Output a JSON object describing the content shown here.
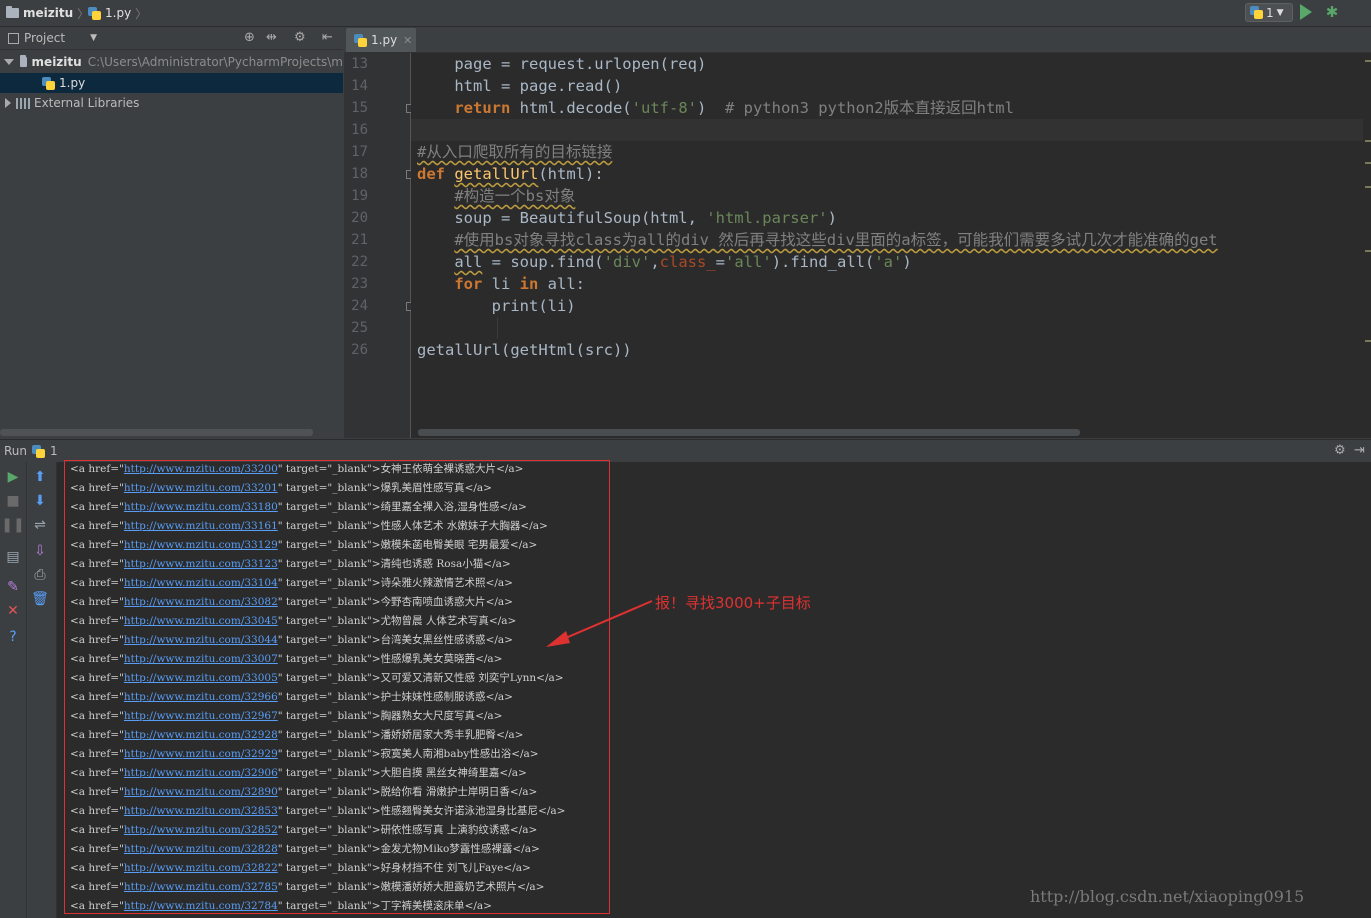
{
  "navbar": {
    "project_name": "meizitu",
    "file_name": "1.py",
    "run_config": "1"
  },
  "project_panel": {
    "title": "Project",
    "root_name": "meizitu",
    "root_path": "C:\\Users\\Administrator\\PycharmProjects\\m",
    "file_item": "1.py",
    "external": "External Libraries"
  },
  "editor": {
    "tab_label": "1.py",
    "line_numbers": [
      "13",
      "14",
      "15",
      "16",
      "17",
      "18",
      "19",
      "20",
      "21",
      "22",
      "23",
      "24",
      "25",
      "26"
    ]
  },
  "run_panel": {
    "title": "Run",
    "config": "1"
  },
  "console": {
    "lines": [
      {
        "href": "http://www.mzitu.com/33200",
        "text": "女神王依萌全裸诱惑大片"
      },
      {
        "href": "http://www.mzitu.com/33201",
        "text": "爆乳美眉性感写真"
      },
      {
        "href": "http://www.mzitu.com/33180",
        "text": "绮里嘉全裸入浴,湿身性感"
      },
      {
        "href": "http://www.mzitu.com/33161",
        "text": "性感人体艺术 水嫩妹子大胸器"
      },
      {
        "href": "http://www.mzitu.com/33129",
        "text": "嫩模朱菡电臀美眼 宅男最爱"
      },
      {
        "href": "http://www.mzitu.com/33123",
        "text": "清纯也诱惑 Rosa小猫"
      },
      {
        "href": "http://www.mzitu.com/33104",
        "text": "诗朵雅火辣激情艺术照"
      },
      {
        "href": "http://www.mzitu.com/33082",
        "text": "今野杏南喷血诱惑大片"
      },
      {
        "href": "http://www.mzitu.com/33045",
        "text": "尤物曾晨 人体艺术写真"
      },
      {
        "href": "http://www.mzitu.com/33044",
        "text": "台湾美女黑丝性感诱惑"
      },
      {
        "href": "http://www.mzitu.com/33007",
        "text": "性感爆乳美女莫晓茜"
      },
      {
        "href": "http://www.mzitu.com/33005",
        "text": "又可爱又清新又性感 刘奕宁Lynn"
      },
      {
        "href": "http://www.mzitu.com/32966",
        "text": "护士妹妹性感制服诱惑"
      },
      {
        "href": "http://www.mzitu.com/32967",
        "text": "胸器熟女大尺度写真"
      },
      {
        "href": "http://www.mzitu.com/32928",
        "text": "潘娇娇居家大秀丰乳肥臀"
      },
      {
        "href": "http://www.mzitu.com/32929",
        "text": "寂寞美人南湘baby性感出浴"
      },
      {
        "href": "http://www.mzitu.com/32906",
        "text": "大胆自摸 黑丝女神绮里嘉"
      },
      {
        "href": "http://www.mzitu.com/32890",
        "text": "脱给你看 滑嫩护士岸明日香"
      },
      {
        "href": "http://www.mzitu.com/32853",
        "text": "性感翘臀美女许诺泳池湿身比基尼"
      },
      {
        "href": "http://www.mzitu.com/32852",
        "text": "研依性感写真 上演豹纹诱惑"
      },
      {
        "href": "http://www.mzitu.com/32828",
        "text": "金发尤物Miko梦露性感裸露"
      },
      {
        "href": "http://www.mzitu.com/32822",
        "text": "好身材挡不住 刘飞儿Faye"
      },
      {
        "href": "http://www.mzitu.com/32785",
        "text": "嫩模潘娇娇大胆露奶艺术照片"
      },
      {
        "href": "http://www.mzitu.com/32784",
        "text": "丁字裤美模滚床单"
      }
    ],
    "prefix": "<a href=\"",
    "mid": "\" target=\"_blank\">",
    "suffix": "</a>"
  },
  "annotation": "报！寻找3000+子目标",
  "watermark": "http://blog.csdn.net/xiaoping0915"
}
------------------------------------
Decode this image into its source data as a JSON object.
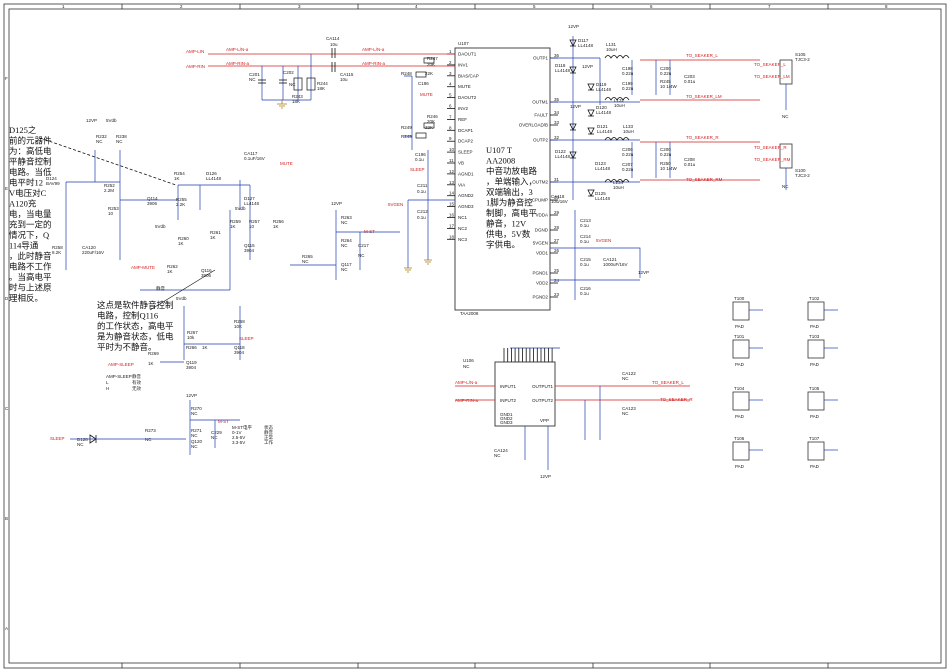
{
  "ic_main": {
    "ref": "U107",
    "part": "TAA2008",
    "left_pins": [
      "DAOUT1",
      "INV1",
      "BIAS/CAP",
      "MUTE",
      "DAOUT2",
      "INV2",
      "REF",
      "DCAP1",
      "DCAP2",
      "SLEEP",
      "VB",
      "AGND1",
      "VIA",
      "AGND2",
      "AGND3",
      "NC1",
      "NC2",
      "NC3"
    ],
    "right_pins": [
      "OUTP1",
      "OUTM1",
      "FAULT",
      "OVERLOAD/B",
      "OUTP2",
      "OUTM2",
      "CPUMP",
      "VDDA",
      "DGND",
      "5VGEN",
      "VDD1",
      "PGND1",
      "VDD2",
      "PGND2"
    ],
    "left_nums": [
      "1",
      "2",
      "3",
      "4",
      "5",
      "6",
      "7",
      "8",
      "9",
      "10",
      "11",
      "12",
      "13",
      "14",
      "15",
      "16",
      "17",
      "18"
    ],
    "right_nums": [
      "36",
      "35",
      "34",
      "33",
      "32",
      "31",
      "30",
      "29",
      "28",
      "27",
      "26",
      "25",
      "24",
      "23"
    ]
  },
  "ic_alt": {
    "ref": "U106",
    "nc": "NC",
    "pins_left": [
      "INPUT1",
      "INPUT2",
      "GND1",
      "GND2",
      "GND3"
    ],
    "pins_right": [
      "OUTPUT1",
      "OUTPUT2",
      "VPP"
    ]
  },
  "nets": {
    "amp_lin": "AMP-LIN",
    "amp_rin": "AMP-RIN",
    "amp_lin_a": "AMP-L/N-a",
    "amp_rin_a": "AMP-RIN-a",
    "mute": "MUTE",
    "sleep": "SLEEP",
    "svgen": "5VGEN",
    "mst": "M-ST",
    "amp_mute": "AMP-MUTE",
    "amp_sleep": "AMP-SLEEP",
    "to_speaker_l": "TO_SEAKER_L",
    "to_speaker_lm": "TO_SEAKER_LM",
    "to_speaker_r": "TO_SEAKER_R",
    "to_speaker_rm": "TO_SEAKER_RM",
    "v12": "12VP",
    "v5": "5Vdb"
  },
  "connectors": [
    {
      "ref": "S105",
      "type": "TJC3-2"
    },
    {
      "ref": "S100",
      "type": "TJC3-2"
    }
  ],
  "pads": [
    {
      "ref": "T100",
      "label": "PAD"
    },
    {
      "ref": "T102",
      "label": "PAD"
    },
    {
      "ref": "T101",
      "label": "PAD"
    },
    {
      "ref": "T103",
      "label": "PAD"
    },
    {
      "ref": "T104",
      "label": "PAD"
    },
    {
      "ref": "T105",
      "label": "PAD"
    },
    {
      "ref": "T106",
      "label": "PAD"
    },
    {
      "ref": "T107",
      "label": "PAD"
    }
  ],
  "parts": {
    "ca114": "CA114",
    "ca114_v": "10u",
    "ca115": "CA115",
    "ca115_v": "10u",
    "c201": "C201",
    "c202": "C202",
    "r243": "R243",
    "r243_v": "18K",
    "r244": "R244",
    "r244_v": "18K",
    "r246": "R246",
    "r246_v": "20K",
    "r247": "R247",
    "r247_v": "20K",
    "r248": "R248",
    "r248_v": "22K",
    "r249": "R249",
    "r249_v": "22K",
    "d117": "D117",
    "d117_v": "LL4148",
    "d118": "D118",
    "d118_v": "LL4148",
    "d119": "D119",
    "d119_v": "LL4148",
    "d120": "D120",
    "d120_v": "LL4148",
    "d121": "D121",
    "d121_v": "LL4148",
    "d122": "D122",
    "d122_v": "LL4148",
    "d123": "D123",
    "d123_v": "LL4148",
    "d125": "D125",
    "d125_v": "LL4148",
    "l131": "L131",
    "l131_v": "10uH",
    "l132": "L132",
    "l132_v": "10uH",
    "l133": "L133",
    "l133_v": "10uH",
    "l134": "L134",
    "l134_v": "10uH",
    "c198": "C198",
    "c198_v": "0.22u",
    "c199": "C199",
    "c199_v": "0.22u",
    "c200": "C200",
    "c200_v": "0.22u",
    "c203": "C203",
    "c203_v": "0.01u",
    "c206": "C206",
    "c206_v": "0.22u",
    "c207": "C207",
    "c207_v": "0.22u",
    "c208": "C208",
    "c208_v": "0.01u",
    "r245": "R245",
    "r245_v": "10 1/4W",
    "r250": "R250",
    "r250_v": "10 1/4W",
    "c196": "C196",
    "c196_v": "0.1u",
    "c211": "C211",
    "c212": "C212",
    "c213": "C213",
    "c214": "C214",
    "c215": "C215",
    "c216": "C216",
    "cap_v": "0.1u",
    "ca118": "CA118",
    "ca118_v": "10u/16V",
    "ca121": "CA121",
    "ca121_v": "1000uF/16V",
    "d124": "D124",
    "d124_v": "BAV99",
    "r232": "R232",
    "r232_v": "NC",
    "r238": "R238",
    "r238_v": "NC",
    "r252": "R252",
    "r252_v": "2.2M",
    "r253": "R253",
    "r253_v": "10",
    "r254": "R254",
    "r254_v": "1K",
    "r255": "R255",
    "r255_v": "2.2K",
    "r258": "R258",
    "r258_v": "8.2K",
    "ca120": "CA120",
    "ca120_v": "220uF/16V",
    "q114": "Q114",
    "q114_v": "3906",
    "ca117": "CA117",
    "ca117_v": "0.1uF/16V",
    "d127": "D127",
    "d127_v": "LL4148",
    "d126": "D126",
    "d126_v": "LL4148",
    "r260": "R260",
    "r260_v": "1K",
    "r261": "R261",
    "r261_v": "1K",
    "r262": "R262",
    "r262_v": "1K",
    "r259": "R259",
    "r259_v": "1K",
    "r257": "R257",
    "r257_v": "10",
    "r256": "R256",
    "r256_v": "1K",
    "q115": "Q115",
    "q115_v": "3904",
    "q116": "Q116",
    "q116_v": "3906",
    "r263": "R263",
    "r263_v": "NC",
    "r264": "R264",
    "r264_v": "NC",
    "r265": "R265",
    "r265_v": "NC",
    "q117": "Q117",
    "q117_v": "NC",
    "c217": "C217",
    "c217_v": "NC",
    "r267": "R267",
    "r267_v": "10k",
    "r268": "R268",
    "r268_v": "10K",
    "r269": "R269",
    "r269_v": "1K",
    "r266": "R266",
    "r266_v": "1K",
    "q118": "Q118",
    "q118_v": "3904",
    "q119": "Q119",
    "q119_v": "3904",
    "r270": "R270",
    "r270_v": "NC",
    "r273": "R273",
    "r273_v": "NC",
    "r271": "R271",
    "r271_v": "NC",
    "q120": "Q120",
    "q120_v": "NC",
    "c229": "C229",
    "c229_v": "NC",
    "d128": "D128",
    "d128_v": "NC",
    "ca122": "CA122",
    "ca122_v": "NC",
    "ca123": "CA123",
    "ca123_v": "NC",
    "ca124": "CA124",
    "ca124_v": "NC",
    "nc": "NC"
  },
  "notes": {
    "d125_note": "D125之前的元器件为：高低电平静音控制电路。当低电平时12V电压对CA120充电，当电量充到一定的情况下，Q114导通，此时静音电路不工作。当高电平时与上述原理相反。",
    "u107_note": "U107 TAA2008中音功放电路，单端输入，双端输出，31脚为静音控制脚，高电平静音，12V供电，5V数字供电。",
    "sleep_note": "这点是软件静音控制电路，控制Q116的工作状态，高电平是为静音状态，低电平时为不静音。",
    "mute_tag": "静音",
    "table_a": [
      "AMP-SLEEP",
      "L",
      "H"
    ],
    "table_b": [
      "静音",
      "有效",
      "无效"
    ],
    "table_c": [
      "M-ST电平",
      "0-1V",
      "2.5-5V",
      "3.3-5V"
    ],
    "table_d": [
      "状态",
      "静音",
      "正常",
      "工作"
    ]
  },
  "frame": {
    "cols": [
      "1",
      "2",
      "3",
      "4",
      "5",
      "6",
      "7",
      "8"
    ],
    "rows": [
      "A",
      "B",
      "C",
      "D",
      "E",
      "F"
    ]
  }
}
------------------------------------
* **EXERCISE AIM**
Work out how many lines above have the string "object" in them, and give only the number.

* **EXERCISE ANSWER**
2